▸ **WHAT THE EXERCISE ASKS**:
Please write out the material that follows, exactly as it stands.

Stored data:

----------

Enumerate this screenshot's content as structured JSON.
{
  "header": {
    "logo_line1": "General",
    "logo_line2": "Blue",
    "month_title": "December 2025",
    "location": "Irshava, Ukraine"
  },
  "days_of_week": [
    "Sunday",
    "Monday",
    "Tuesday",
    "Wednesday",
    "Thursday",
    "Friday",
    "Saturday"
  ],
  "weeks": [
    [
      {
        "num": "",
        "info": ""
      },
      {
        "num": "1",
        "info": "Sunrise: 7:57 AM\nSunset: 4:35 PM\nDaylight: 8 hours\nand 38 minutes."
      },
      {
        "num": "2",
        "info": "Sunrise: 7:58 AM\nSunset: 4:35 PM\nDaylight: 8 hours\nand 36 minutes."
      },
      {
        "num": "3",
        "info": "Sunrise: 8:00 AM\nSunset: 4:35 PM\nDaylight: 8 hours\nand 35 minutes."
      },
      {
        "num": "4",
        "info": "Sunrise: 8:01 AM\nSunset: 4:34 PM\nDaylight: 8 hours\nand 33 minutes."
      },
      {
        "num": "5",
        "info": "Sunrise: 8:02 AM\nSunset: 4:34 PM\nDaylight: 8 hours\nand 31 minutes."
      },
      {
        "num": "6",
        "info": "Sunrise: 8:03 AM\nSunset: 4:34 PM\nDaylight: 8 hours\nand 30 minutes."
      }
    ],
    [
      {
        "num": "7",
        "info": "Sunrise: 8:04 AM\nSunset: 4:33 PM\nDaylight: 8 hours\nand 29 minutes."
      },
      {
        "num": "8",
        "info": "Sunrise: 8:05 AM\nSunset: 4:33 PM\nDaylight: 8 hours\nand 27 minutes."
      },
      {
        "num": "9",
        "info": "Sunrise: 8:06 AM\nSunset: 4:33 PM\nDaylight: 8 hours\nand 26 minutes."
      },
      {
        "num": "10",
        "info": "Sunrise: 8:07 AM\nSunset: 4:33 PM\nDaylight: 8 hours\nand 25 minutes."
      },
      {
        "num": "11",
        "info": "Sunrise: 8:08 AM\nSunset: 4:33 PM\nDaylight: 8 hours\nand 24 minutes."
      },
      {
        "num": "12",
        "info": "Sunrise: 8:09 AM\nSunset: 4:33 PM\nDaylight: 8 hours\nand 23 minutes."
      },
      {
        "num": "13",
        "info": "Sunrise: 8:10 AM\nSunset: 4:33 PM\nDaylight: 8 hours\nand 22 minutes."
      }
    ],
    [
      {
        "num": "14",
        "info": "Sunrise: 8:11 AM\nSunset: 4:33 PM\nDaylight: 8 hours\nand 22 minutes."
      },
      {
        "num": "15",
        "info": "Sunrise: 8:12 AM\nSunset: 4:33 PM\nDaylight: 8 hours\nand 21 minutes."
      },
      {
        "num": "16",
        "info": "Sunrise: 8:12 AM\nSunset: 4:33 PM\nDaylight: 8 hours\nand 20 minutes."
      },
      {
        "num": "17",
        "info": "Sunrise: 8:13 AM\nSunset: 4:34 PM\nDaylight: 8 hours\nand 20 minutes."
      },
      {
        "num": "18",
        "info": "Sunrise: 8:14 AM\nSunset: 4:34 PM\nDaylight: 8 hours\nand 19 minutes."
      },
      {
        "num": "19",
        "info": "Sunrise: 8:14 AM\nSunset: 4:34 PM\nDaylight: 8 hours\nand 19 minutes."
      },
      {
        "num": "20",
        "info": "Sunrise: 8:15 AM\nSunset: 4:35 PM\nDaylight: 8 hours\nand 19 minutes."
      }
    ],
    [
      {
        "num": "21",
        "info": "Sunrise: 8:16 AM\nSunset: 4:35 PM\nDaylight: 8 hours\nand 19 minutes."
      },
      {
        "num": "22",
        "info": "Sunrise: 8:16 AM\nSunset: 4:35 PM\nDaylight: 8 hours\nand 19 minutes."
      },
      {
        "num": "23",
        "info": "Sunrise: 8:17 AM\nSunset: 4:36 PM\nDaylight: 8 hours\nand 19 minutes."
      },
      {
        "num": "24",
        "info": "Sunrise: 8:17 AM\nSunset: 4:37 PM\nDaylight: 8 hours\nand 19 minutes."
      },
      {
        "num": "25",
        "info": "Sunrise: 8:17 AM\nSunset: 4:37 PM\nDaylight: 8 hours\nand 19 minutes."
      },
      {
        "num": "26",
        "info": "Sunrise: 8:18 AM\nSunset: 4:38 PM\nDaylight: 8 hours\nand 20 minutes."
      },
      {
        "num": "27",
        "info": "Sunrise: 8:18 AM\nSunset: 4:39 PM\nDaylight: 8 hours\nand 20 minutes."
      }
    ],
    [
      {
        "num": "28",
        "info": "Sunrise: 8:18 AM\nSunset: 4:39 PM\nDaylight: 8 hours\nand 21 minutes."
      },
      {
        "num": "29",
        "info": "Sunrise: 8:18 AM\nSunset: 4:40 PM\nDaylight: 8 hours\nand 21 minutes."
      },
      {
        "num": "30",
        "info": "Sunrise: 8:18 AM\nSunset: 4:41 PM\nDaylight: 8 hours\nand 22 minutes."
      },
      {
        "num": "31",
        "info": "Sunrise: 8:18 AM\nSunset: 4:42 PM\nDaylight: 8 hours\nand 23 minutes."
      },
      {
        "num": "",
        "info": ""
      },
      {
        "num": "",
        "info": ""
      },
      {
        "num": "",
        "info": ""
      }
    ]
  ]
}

----------

▸ **COMPLETE RESPONSE**:
Enumerate this screenshot's content as structured JSON.
{
  "header": {
    "logo_line1": "General",
    "logo_line2": "Blue",
    "month_title": "December 2025",
    "location": "Irshava, Ukraine"
  },
  "days_of_week": [
    "Sunday",
    "Monday",
    "Tuesday",
    "Wednesday",
    "Thursday",
    "Friday",
    "Saturday"
  ],
  "weeks": [
    [
      {
        "num": "",
        "info": ""
      },
      {
        "num": "1",
        "info": "Sunrise: 7:57 AM\nSunset: 4:35 PM\nDaylight: 8 hours\nand 38 minutes."
      },
      {
        "num": "2",
        "info": "Sunrise: 7:58 AM\nSunset: 4:35 PM\nDaylight: 8 hours\nand 36 minutes."
      },
      {
        "num": "3",
        "info": "Sunrise: 8:00 AM\nSunset: 4:35 PM\nDaylight: 8 hours\nand 35 minutes."
      },
      {
        "num": "4",
        "info": "Sunrise: 8:01 AM\nSunset: 4:34 PM\nDaylight: 8 hours\nand 33 minutes."
      },
      {
        "num": "5",
        "info": "Sunrise: 8:02 AM\nSunset: 4:34 PM\nDaylight: 8 hours\nand 31 minutes."
      },
      {
        "num": "6",
        "info": "Sunrise: 8:03 AM\nSunset: 4:34 PM\nDaylight: 8 hours\nand 30 minutes."
      }
    ],
    [
      {
        "num": "7",
        "info": "Sunrise: 8:04 AM\nSunset: 4:33 PM\nDaylight: 8 hours\nand 29 minutes."
      },
      {
        "num": "8",
        "info": "Sunrise: 8:05 AM\nSunset: 4:33 PM\nDaylight: 8 hours\nand 27 minutes."
      },
      {
        "num": "9",
        "info": "Sunrise: 8:06 AM\nSunset: 4:33 PM\nDaylight: 8 hours\nand 26 minutes."
      },
      {
        "num": "10",
        "info": "Sunrise: 8:07 AM\nSunset: 4:33 PM\nDaylight: 8 hours\nand 25 minutes."
      },
      {
        "num": "11",
        "info": "Sunrise: 8:08 AM\nSunset: 4:33 PM\nDaylight: 8 hours\nand 24 minutes."
      },
      {
        "num": "12",
        "info": "Sunrise: 8:09 AM\nSunset: 4:33 PM\nDaylight: 8 hours\nand 23 minutes."
      },
      {
        "num": "13",
        "info": "Sunrise: 8:10 AM\nSunset: 4:33 PM\nDaylight: 8 hours\nand 22 minutes."
      }
    ],
    [
      {
        "num": "14",
        "info": "Sunrise: 8:11 AM\nSunset: 4:33 PM\nDaylight: 8 hours\nand 22 minutes."
      },
      {
        "num": "15",
        "info": "Sunrise: 8:12 AM\nSunset: 4:33 PM\nDaylight: 8 hours\nand 21 minutes."
      },
      {
        "num": "16",
        "info": "Sunrise: 8:12 AM\nSunset: 4:33 PM\nDaylight: 8 hours\nand 20 minutes."
      },
      {
        "num": "17",
        "info": "Sunrise: 8:13 AM\nSunset: 4:34 PM\nDaylight: 8 hours\nand 20 minutes."
      },
      {
        "num": "18",
        "info": "Sunrise: 8:14 AM\nSunset: 4:34 PM\nDaylight: 8 hours\nand 19 minutes."
      },
      {
        "num": "19",
        "info": "Sunrise: 8:14 AM\nSunset: 4:34 PM\nDaylight: 8 hours\nand 19 minutes."
      },
      {
        "num": "20",
        "info": "Sunrise: 8:15 AM\nSunset: 4:35 PM\nDaylight: 8 hours\nand 19 minutes."
      }
    ],
    [
      {
        "num": "21",
        "info": "Sunrise: 8:16 AM\nSunset: 4:35 PM\nDaylight: 8 hours\nand 19 minutes."
      },
      {
        "num": "22",
        "info": "Sunrise: 8:16 AM\nSunset: 4:35 PM\nDaylight: 8 hours\nand 19 minutes."
      },
      {
        "num": "23",
        "info": "Sunrise: 8:17 AM\nSunset: 4:36 PM\nDaylight: 8 hours\nand 19 minutes."
      },
      {
        "num": "24",
        "info": "Sunrise: 8:17 AM\nSunset: 4:37 PM\nDaylight: 8 hours\nand 19 minutes."
      },
      {
        "num": "25",
        "info": "Sunrise: 8:17 AM\nSunset: 4:37 PM\nDaylight: 8 hours\nand 19 minutes."
      },
      {
        "num": "26",
        "info": "Sunrise: 8:18 AM\nSunset: 4:38 PM\nDaylight: 8 hours\nand 20 minutes."
      },
      {
        "num": "27",
        "info": "Sunrise: 8:18 AM\nSunset: 4:39 PM\nDaylight: 8 hours\nand 20 minutes."
      }
    ],
    [
      {
        "num": "28",
        "info": "Sunrise: 8:18 AM\nSunset: 4:39 PM\nDaylight: 8 hours\nand 21 minutes."
      },
      {
        "num": "29",
        "info": "Sunrise: 8:18 AM\nSunset: 4:40 PM\nDaylight: 8 hours\nand 21 minutes."
      },
      {
        "num": "30",
        "info": "Sunrise: 8:18 AM\nSunset: 4:41 PM\nDaylight: 8 hours\nand 22 minutes."
      },
      {
        "num": "31",
        "info": "Sunrise: 8:18 AM\nSunset: 4:42 PM\nDaylight: 8 hours\nand 23 minutes."
      },
      {
        "num": "",
        "info": ""
      },
      {
        "num": "",
        "info": ""
      },
      {
        "num": "",
        "info": ""
      }
    ]
  ]
}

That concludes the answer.